▼

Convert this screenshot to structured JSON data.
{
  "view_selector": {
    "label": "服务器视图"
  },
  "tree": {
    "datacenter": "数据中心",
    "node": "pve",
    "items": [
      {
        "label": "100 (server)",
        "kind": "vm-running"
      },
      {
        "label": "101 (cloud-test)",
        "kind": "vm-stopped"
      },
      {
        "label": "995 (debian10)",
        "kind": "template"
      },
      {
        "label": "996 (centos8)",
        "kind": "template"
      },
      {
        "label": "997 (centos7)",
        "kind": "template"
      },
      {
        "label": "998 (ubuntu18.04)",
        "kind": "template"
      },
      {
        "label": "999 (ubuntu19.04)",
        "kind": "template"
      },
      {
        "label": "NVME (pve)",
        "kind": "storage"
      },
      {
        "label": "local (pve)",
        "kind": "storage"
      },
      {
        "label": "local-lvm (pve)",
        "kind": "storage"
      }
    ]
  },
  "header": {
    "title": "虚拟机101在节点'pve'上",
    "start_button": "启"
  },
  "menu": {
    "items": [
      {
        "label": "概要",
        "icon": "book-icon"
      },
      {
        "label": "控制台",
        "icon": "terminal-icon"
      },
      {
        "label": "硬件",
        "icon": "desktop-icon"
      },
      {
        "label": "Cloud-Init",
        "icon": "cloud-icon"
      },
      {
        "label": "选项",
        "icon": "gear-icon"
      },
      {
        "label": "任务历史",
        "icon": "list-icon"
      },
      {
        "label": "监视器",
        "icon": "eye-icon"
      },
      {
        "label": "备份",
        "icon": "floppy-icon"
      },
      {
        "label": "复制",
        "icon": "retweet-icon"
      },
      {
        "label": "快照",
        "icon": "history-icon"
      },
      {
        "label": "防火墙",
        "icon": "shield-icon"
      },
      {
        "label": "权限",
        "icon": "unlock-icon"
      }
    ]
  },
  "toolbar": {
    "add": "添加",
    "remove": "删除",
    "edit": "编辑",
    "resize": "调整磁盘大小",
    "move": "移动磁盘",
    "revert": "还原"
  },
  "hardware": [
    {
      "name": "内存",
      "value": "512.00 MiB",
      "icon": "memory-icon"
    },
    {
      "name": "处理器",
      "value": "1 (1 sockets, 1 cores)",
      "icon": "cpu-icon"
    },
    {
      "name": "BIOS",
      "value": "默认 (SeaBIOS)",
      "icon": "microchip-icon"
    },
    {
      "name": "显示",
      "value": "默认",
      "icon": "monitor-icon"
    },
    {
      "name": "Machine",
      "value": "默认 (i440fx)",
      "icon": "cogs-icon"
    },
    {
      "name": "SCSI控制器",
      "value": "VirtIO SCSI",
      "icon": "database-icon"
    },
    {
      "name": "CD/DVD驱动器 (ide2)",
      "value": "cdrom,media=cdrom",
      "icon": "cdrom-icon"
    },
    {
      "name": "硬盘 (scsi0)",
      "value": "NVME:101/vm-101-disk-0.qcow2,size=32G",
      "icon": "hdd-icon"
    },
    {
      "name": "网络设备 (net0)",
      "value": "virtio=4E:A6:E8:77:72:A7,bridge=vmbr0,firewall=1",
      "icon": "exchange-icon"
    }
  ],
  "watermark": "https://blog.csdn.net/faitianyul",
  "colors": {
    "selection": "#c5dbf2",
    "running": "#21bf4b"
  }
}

▲

§ **DIRECTIONS**:
Take every line from the records above that has the word "cdrom" and copy it.

§ **SOLUTION**:
      "value": "cdrom,media=cdrom",
      "icon": "cdrom-icon"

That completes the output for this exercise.